Your task is to repeat the entries exactly. Leave the pictures out.
______
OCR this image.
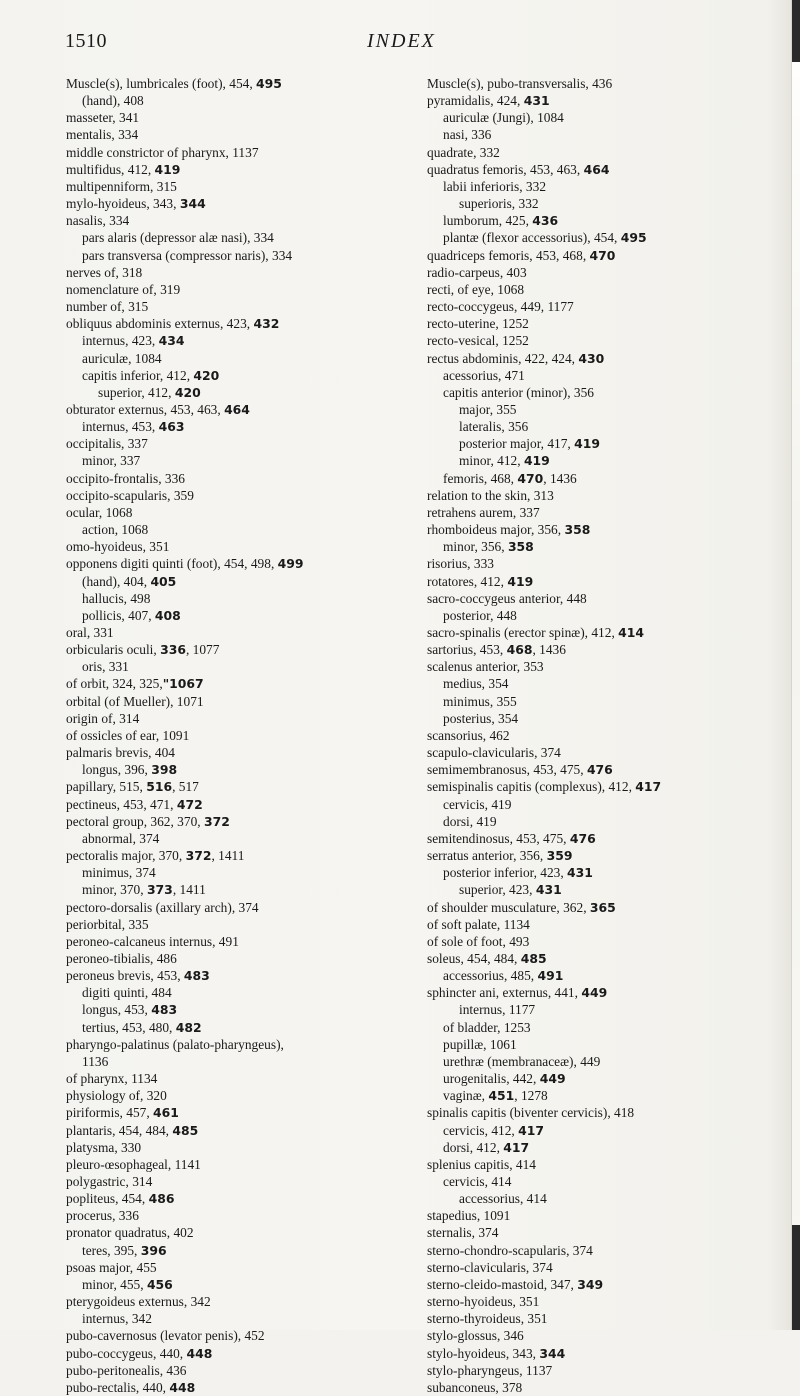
1510	INDEX
Muscle(s), lumbricales (foot), 454, 495
(hand), 408
masseter, 341
mentalis, 334
middle constrictor of pharynx, 1137
multifidus, 412, 419
multipenniform, 315
mylo-hyoideus, 343, 344
nasalis, 334
pars alaris (depressor alæ nasi), 334
pars transversa (compressor naris), 334
nerves of, 318
nomenclature of, 319
number of, 315
obliquus abdominis externus, 423, 432
internus, 423, 434
auriculæ, 1084
capitis inferior, 412, 420
superior, 412, 420
obturator externus, 453, 463, 464
internus, 453, 463
occipitalis, 337
minor, 337
occipito-frontalis, 336
occipito-scapularis, 359
ocular, 1068
action, 1068
omo-hyoideus, 351
opponens digiti quinti (foot), 454, 498, 499
(hand), 404, 405
hallucis, 498
pollicis, 407, 408
oral, 331
orbicularis oculi, 336, 1077
oris, 331
of orbit, 324, 325,"1067
orbital (of Mueller), 1071
origin of, 314
of ossicles of ear, 1091
palmaris brevis, 404
longus, 396, 398
papillary, 515, 516, 517
pectineus, 453, 471, 472
pectoral group, 362, 370, 372
abnormal, 374
pectoralis major, 370, 372, 1411
minimus, 374
minor, 370, 373, 1411
pectoro-dorsalis (axillary arch), 374
periorbital, 335
peroneo-calcaneus internus, 491
peroneo-tibialis, 486
peroneus brevis, 453, 483
digiti quinti, 484
longus, 453, 483
tertius, 453, 480, 482
pharyngo-palatinus (palato-pharyngeus),
1136
of pharynx, 1134
physiology of, 320
piriformis, 457, 461
plantaris, 454, 484, 485
platysma, 330
pleuro-œsophageal, 1141
polygastric, 314
popliteus, 454, 486
procerus, 336
pronator quadratus, 402
teres, 395, 396
psoas major, 455
minor, 455, 456
pterygoideus externus, 342
internus, 342
pubo-cavernosus (levator penis), 452
pubo-coccygeus, 440, 448
pubo-peritonealis, 436
pubo-rectalis, 440, 448
Muscle(s), pubo-transversalis, 436
pyramidalis, 424, 431
auriculæ (Jungi), 1084
nasi, 336
quadrate, 332
quadratus femoris, 453, 463, 464
labii inferioris, 332
superioris, 332
lumborum, 425, 436
plantæ (flexor accessorius), 454, 495
quadriceps femoris, 453, 468, 470
radio-carpeus, 403
recti, of eye, 1068
recto-coccygeus, 449, 1177
recto-uterine, 1252
recto-vesical, 1252
rectus abdominis, 422, 424, 430
acessorius, 471
capitis anterior (minor), 356
major, 355
lateralis, 356
posterior major, 417, 419
minor, 412, 419
femoris, 468, 470, 1436
relation to the skin, 313
retrahens aurem, 337
rhomboideus major, 356, 358
minor, 356, 358
risorius, 333
rotatores, 412, 419
sacro-coccygeus anterior, 448
posterior, 448
sacro-spinalis (erector spinæ), 412, 414
sartorius, 453, 468, 1436
scalenus anterior, 353
medius, 354
minimus, 355
posterius, 354
scansorius, 462
scapulo-clavicularis, 374
semimembranosus, 453, 475, 476
semispinalis capitis (complexus), 412, 417
cervicis, 419
dorsi, 419
semitendinosus, 453, 475, 476
serratus anterior, 356, 359
posterior inferior, 423, 431
superior, 423, 431
of shoulder musculature, 362, 365
of soft palate, 1134
of sole of foot, 493
soleus, 454, 484, 485
accessorius, 485, 491
sphincter ani, externus, 441, 449
internus, 1177
of bladder, 1253
pupillæ, 1061
urethræ (membranaceæ), 449
urogenitalis, 442, 449
vaginæ, 451, 1278
spinalis capitis (biventer cervicis), 418
cervicis, 412, 417
dorsi, 412, 417
splenius capitis, 414
cervicis, 414
accessorius, 414
stapedius, 1091
sternalis, 374
sterno-chondro-scapularis, 374
sterno-clavicularis, 374
sterno-cleido-mastoid, 347, 349
sterno-hyoideus, 351
sterno-thyroideus, 351
stylo-glossus, 346
stylo-hyoideus, 343, 344
stylo-pharyngeus, 1137
subanconeus, 378
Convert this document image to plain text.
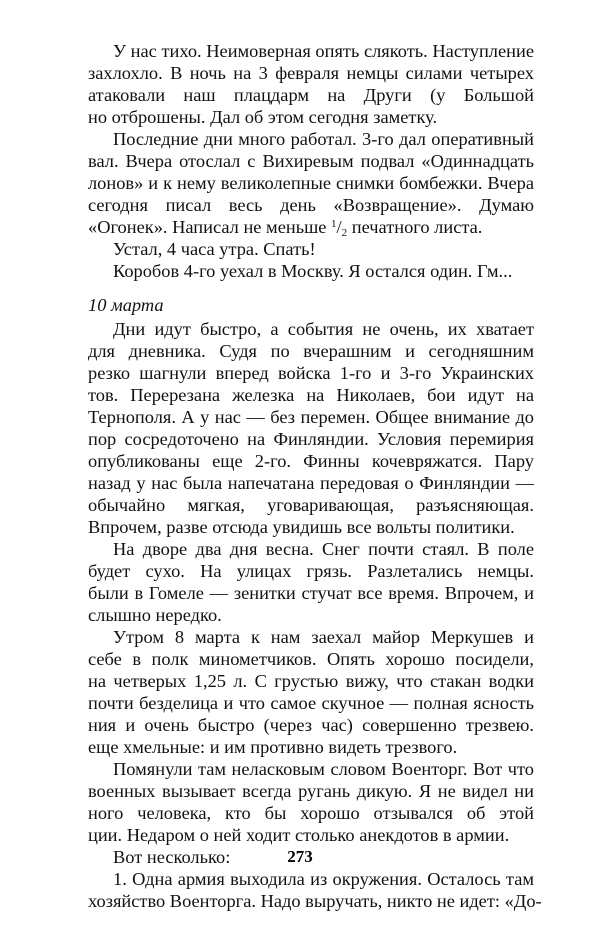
10 марта
У нас тихо. Неимоверная опять слякоть. Наступление
захлохло. В ночь на 3 февраля немцы силами четырех
атаковали наш плацдарм на Други (у Большой
но отброшены. Дал об этом сегодня заметку.
Последние дни много работал. 3-го дал оперативный
вал. Вчера отослал с Вихиревым подвал «Одиннадцать
лонов» и к нему великолепные снимки бомбежки. Вчера
сегодня писал весь день «Возвращение». Думаю
«Огонек». Написал не меньше $^1/_2$ печатного листа.
Устал, 4 часа утра. Спать!
Коробов 4-го уехал в Москву. Я остался один. Гм...
Дни идут быстро, а события не очень, их хватает
для дневника. Судя по вчерашним и сегодняшним
резко шагнули вперед войска 1-го и 3-го Украинских
тов. Перерезана железка на Николаев, бои идут на
Тернополя. А у нас — без перемен. Общее внимание до
пор сосредоточено на Финляндии. Условия перемирия
опубликованы еще 2-го. Финны кочевряжатся. Пару
назад у нас была напечатана передовая о Финляндии —
обычайно мягкая, уговаривающая, разъясняющая.
Впрочем, разве отсюда увидишь все вольты политики.
На дворе два дня весна. Снег почти стаял. В поле
будет сухо. На улицах грязь. Разлетались немцы.
были в Гомеле — зенитки стучат все время. Впрочем, и
слышно нередко.
Утром 8 марта к нам заехал майор Меркушев и
себе в полк минометчиков. Опять хорошо посидели,
на четверых 1,25 л. С грустью вижу, что стакан водки
почти безделица и что самое скучное — полная ясность
ния и очень быстро (через час) совершенно трезвею.
еще хмельные: и им противно видеть трезвого.
Помянули там неласковым словом Военторг. Вот что
военных вызывает всегда ругань дикую. Я не видел ни
ного человека, кто бы хорошо отзывался об этой
ции. Недаром о ней ходит столько анекдотов в армии.
Вот несколько:
1. Одна армия выходила из окружения. Осталось там
хозяйство Военторга. Надо выручать, никто не идет: «До-
273
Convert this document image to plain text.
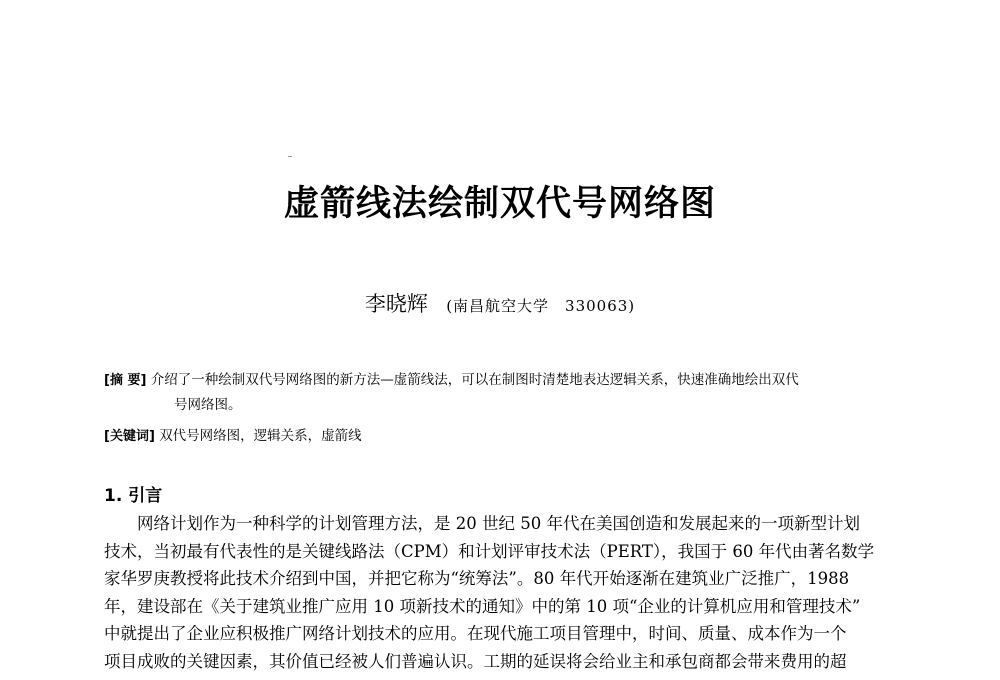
虚箭线法绘制双代号网络图
李晓辉 (南昌航空大学　330063)
[摘 要] 介绍了一种绘制双代号网络图的新方法—虚箭线法，可以在制图时清楚地表达逻辑关系，快速准确地绘出双代
号网络图。
[关键词] 双代号网络图，逻辑关系，虚箭线
1. 引言
网络计划作为一种科学的计划管理方法，是 20 世纪 50 年代在美国创造和发展起来的一项新型计划
技术，当初最有代表性的是关键线路法（CPM）和计划评审技术法（PERT），我国于 60 年代由著名数学
家华罗庚教授将此技术介绍到中国，并把它称为“统筹法”。80 年代开始逐渐在建筑业广泛推广，1988
年，建设部在《关于建筑业推广应用 10 项新技术的通知》中的第 10 项“企业的计算机应用和管理技术”
中就提出了企业应积极推广网络计划技术的应用。在现代施工项目管理中，时间、质量、成本作为一个
项目成败的关键因素，其价值已经被人们普遍认识。工期的延误将会给业主和承包商都会带来费用的超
______
__RESPONSE TO THIS EXERCISE__.
OCR this image.
1510	INDEX
Muscle(s), lumbricales (foot), 454, 495
(hand), 408
masseter, 341
mentalis, 334
middle constrictor of pharynx, 1137
multifidus, 412, 419
multipenniform, 315
mylo-hyoideus, 343, 344
nasalis, 334
pars alaris (depressor alæ nasi), 334
pars transversa (compressor naris), 334
nerves of, 318
nomenclature of, 319
number of, 315
obliquus abdominis externus, 423, 432
internus, 423, 434
auriculæ, 1084
capitis inferior, 412, 420
superior, 412, 420
obturator externus, 453, 463, 464
internus, 453, 463
occipitalis, 337
minor, 337
occipito-frontalis, 336
occipito-scapularis, 359
ocular, 1068
action, 1068
omo-hyoideus, 351
opponens digiti quinti (foot), 454, 498, 499
(hand), 404, 405
hallucis, 498
pollicis, 407, 408
oral, 331
orbicularis oculi, 336, 1077
oris, 331
of orbit, 324, 325,"1067
orbital (of Mueller), 1071
origin of, 314
of ossicles of ear, 1091
palmaris brevis, 404
longus, 396, 398
papillary, 515, 516, 517
pectineus, 453, 471, 472
pectoral group, 362, 370, 372
abnormal, 374
pectoralis major, 370, 372, 1411
minimus, 374
minor, 370, 373, 1411
pectoro-dorsalis (axillary arch), 374
periorbital, 335
peroneo-calcaneus internus, 491
peroneo-tibialis, 486
peroneus brevis, 453, 483
digiti quinti, 484
longus, 453, 483
tertius, 453, 480, 482
pharyngo-palatinus (palato-pharyngeus),
1136
of pharynx, 1134
physiology of, 320
piriformis, 457, 461
plantaris, 454, 484, 485
platysma, 330
pleuro-œsophageal, 1141
polygastric, 314
popliteus, 454, 486
procerus, 336
pronator quadratus, 402
teres, 395, 396
psoas major, 455
minor, 455, 456
pterygoideus externus, 342
internus, 342
pubo-cavernosus (levator penis), 452
pubo-coccygeus, 440, 448
pubo-peritonealis, 436
pubo-rectalis, 440, 448
Muscle(s), pubo-transversalis, 436
pyramidalis, 424, 431
auriculæ (Jungi), 1084
nasi, 336
quadrate, 332
quadratus femoris, 453, 463, 464
labii inferioris, 332
superioris, 332
lumborum, 425, 436
plantæ (flexor accessorius), 454, 495
quadriceps femoris, 453, 468, 470
radio-carpeus, 403
recti, of eye, 1068
recto-coccygeus, 449, 1177
recto-uterine, 1252
recto-vesical, 1252
rectus abdominis, 422, 424, 430
acessorius, 471
capitis anterior (minor), 356
major, 355
lateralis, 356
posterior major, 417, 419
minor, 412, 419
femoris, 468, 470, 1436
relation to the skin, 313
retrahens aurem, 337
rhomboideus major, 356, 358
minor, 356, 358
risorius, 333
rotatores, 412, 419
sacro-coccygeus anterior, 448
posterior, 448
sacro-spinalis (erector spinæ), 412, 414
sartorius, 453, 468, 1436
scalenus anterior, 353
medius, 354
minimus, 355
posterius, 354
scansorius, 462
scapulo-clavicularis, 374
semimembranosus, 453, 475, 476
semispinalis capitis (complexus), 412, 417
cervicis, 419
dorsi, 419
semitendinosus, 453, 475, 476
serratus anterior, 356, 359
posterior inferior, 423, 431
superior, 423, 431
of shoulder musculature, 362, 365
of soft palate, 1134
of sole of foot, 493
soleus, 454, 484, 485
accessorius, 485, 491
sphincter ani, externus, 441, 449
internus, 1177
of bladder, 1253
pupillæ, 1061
urethræ (membranaceæ), 449
urogenitalis, 442, 449
vaginæ, 451, 1278
spinalis capitis (biventer cervicis), 418
cervicis, 412, 417
dorsi, 412, 417
splenius capitis, 414
cervicis, 414
accessorius, 414
stapedius, 1091
sternalis, 374
sterno-chondro-scapularis, 374
sterno-clavicularis, 374
sterno-cleido-mastoid, 347, 349
sterno-hyoideus, 351
sterno-thyroideus, 351
stylo-glossus, 346
stylo-hyoideus, 343, 344
stylo-pharyngeus, 1137
subanconeus, 378
Convert this document image to plain text.
10 марта
У нас тихо. Неимоверная опять слякоть. Наступление
захлохло. В ночь на 3 февраля немцы силами четырех
атаковали наш плацдарм на Други (у Большой
но отброшены. Дал об этом сегодня заметку.
Последние дни много работал. 3-го дал оперативный
вал. Вчера отослал с Вихиревым подвал «Одиннадцать
лонов» и к нему великолепные снимки бомбежки. Вчера
сегодня писал весь день «Возвращение». Думаю
«Огонек». Написал не меньше $^1/_2$ печатного листа.
Устал, 4 часа утра. Спать!
Коробов 4-го уехал в Москву. Я остался один. Гм...
Дни идут быстро, а события не очень, их хватает
для дневника. Судя по вчерашним и сегодняшним
резко шагнули вперед войска 1-го и 3-го Украинских
тов. Перерезана железка на Николаев, бои идут на
Тернополя. А у нас — без перемен. Общее внимание до
пор сосредоточено на Финляндии. Условия перемирия
опубликованы еще 2-го. Финны кочевряжатся. Пару
назад у нас была напечатана передовая о Финляндии —
обычайно мягкая, уговаривающая, разъясняющая.
Впрочем, разве отсюда увидишь все вольты политики.
На дворе два дня весна. Снег почти стаял. В поле
будет сухо. На улицах грязь. Разлетались немцы.
были в Гомеле — зенитки стучат все время. Впрочем, и
слышно нередко.
Утром 8 марта к нам заехал майор Меркушев и
себе в полк минометчиков. Опять хорошо посидели,
на четверых 1,25 л. С грустью вижу, что стакан водки
почти безделица и что самое скучное — полная ясность
ния и очень быстро (через час) совершенно трезвею.
еще хмельные: и им противно видеть трезвого.
Помянули там неласковым словом Военторг. Вот что
военных вызывает всегда ругань дикую. Я не видел ни
ного человека, кто бы хорошо отзывался об этой
ции. Недаром о ней ходит столько анекдотов в армии.
Вот несколько:
1. Одна армия выходила из окружения. Осталось там
хозяйство Военторга. Надо выручать, никто не идет: «До-
273
Convert this document image to plain text.
虚箭线法绘制双代号网络图
李晓辉 (南昌航空大学　330063)
[摘 要] 介绍了一种绘制双代号网络图的新方法—虚箭线法，可以在制图时清楚地表达逻辑关系，快速准确地绘出双代
号网络图。
[关键词] 双代号网络图，逻辑关系，虚箭线
1. 引言
网络计划作为一种科学的计划管理方法，是 20 世纪 50 年代在美国创造和发展起来的一项新型计划
技术，当初最有代表性的是关键线路法（CPM）和计划评审技术法（PERT），我国于 60 年代由著名数学
家华罗庚教授将此技术介绍到中国，并把它称为“统筹法”。80 年代开始逐渐在建筑业广泛推广，1988
年，建设部在《关于建筑业推广应用 10 项新技术的通知》中的第 10 项“企业的计算机应用和管理技术”
中就提出了企业应积极推广网络计划技术的应用。在现代施工项目管理中，时间、质量、成本作为一个
项目成败的关键因素，其价值已经被人们普遍认识。工期的延误将会给业主和承包商都会带来费用的超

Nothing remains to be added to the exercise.